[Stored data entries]

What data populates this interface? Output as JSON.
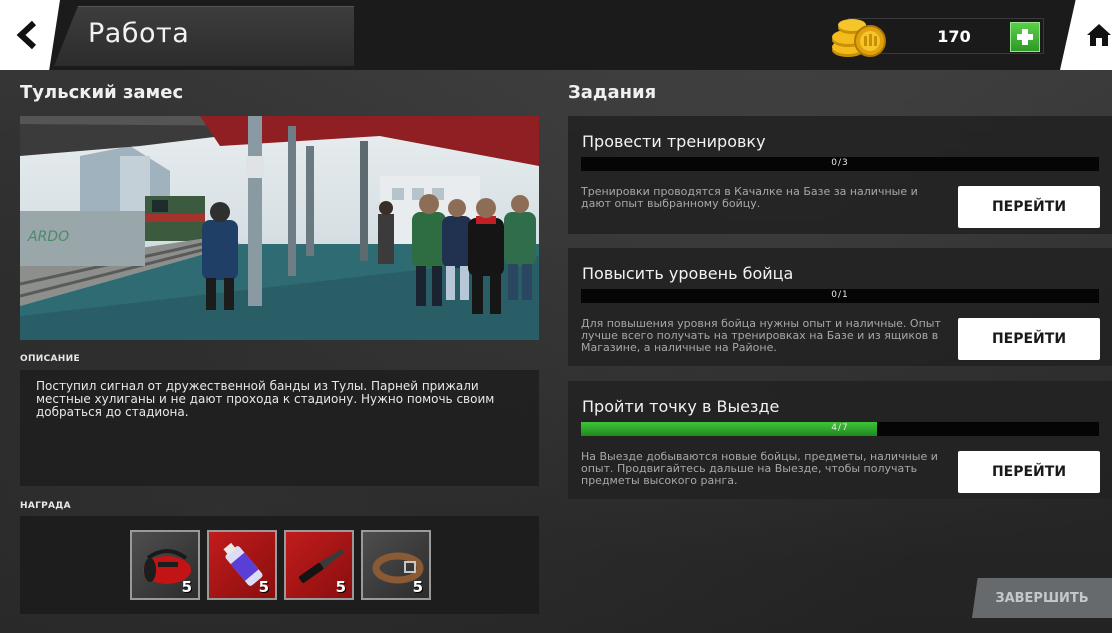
{
  "header": {
    "title": "Работа",
    "currency_amount": "170",
    "icons": [
      "back-arrow-icon",
      "coins-icon",
      "plus-icon",
      "home-icon"
    ]
  },
  "mission": {
    "title": "Тульский замес",
    "description_label": "ОПИСАНИЕ",
    "description": "Поступил сигнал от дружественной банды из Тулы. Парней прижали местные хулиганы и не дают прохода к стадиону. Нужно помочь своим добраться до стадиона.",
    "reward_label": "НАГРАДА",
    "rewards": [
      {
        "icon": "sports-bag-icon",
        "count": "5",
        "color": "#3a3a3a"
      },
      {
        "icon": "spray-can-icon",
        "count": "5",
        "color": "#b01616"
      },
      {
        "icon": "knife-icon",
        "count": "5",
        "color": "#b01616"
      },
      {
        "icon": "belt-icon",
        "count": "5",
        "color": "#3a3a3a"
      }
    ]
  },
  "tasks": {
    "title": "Задания",
    "items": [
      {
        "name": "Провести тренировку",
        "progress_label": "0/3",
        "progress": 0,
        "description": "Тренировки проводятся в Качалке на Базе за наличные и дают опыт выбранному бойцу.",
        "button_label": "ПЕРЕЙТИ"
      },
      {
        "name": "Повысить уровень бойца",
        "progress_label": "0/1",
        "progress": 0,
        "description": "Для повышения уровня бойца нужны опыт и наличные. Опыт лучше всего получать на тренировках на Базе и из ящиков в Магазине, а наличные на Районе.",
        "button_label": "ПЕРЕЙТИ"
      },
      {
        "name": "Пройти точку в Выезде",
        "progress_label": "4/7",
        "progress": 0.571,
        "description": "На Выезде добываются новые бойцы, предметы, наличные и опыт. Продвигайтесь дальше на Выезде, чтобы получать предметы высокого ранга.",
        "button_label": "ПЕРЕЙТИ"
      }
    ]
  },
  "finish_button_label": "ЗАВЕРШИТЬ",
  "colors": {
    "progress_fill": "#2fa82a",
    "add_button": "#3bb52e",
    "finish_disabled": "#787c80"
  }
}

Your instructions:
Copy out every line of the data that includes the word "Базе".

Final answer:
        "description": "Тренировки проводятся в Качалке на Базе за наличные и дают опыт выбранному бойцу.",
        "description": "Для повышения уровня бойца нужны опыт и наличные. Опыт лучше всего получать на тренировках на Базе и из ящиков в Магазине, а наличные на Районе.",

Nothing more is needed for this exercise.